TASK: Copy every line of the data that includes the string "Šimeček".

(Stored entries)
········

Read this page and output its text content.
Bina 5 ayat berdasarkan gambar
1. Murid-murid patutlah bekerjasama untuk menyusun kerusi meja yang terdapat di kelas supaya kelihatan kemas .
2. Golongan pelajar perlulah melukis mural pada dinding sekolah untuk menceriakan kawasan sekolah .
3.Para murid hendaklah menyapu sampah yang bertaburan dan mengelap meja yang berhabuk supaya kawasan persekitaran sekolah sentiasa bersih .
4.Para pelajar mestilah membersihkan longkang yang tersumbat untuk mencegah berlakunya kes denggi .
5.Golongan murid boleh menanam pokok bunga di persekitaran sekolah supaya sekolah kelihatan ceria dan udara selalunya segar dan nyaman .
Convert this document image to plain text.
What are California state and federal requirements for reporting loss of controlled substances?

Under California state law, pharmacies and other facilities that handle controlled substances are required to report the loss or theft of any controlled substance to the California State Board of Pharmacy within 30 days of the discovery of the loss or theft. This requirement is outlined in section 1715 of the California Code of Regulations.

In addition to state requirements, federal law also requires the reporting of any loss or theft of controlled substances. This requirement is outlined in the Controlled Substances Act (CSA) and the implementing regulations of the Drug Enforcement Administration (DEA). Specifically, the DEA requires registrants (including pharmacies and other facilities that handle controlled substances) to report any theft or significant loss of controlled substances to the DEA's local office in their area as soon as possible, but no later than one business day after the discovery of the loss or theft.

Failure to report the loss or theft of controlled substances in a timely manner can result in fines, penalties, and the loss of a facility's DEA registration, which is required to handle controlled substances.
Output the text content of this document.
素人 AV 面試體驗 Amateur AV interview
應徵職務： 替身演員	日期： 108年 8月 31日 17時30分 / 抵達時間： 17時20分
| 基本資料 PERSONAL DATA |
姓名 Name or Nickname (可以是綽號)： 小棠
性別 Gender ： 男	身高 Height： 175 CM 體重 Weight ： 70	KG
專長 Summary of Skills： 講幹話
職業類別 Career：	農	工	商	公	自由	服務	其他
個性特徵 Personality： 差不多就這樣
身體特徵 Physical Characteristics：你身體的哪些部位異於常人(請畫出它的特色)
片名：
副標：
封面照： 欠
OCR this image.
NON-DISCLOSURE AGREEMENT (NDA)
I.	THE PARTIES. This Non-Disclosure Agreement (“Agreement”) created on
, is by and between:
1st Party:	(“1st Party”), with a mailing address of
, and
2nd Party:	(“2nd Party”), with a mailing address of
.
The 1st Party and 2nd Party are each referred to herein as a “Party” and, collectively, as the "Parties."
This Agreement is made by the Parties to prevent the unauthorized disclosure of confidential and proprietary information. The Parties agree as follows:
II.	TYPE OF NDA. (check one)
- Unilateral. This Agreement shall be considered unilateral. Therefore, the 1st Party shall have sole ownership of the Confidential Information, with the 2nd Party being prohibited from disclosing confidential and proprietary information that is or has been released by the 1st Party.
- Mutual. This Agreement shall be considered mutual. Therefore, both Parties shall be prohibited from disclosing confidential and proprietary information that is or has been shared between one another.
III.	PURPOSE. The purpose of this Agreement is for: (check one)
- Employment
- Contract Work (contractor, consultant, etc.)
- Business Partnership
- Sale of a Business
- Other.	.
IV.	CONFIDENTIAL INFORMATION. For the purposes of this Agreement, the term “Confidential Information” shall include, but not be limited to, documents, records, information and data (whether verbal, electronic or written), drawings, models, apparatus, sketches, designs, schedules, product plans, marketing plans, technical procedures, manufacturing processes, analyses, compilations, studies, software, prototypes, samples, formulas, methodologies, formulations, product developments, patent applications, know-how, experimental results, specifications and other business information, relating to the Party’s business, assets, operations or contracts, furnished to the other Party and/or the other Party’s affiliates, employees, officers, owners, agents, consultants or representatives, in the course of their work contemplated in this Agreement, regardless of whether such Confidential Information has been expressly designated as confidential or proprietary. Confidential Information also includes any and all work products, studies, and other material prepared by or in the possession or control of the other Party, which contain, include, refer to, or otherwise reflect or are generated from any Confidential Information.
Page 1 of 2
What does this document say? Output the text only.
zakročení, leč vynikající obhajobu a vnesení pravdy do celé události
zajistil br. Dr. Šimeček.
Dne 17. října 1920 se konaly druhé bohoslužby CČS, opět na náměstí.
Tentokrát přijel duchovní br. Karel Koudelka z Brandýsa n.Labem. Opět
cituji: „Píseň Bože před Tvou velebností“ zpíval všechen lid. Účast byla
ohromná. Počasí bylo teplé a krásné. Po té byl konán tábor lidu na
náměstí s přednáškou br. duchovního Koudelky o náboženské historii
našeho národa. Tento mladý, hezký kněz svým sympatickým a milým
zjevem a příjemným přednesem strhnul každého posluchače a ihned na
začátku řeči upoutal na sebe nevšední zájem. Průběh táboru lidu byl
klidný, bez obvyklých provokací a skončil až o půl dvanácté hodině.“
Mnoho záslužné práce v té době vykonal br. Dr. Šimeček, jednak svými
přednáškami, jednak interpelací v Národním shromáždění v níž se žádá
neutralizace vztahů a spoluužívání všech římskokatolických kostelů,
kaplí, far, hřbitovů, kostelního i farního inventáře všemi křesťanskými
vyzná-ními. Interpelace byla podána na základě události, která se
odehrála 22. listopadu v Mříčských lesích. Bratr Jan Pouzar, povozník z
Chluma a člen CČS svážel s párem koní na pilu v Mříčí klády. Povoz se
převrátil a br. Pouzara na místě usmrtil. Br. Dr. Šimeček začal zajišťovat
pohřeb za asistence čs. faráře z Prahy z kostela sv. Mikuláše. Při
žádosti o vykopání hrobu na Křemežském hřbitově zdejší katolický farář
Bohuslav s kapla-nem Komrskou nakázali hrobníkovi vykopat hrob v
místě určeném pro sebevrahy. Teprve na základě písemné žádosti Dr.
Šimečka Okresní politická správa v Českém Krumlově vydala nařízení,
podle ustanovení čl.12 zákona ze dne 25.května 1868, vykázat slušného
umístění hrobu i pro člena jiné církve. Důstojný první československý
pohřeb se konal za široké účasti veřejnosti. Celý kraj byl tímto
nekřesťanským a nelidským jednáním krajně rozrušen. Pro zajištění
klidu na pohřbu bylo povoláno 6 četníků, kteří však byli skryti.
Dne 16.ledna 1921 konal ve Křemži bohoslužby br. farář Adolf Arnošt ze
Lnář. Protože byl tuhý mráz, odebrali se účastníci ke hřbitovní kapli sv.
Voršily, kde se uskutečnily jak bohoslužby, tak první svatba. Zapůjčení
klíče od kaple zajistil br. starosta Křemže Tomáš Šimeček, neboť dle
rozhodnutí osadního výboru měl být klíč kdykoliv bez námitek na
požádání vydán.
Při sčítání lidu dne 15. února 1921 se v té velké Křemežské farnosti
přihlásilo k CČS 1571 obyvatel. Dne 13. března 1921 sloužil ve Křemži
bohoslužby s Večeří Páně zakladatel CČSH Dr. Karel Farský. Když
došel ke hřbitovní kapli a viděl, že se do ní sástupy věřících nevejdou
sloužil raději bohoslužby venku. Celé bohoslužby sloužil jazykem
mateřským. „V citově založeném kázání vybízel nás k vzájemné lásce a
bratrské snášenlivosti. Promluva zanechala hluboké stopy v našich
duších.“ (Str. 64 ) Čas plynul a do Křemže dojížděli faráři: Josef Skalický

········

FINAL ANSWER:
zajistil br. Dr. Šimeček.
Mnoho záslužné práce v té době vykonal br. Dr. Šimeček, jednak svými
převrátil a br. Pouzara na místě usmrtil. Br. Dr. Šimeček začal zajišťovat
klíče od kaple zajistil br. starosta Křemže Tomáš Šimeček, neboť dle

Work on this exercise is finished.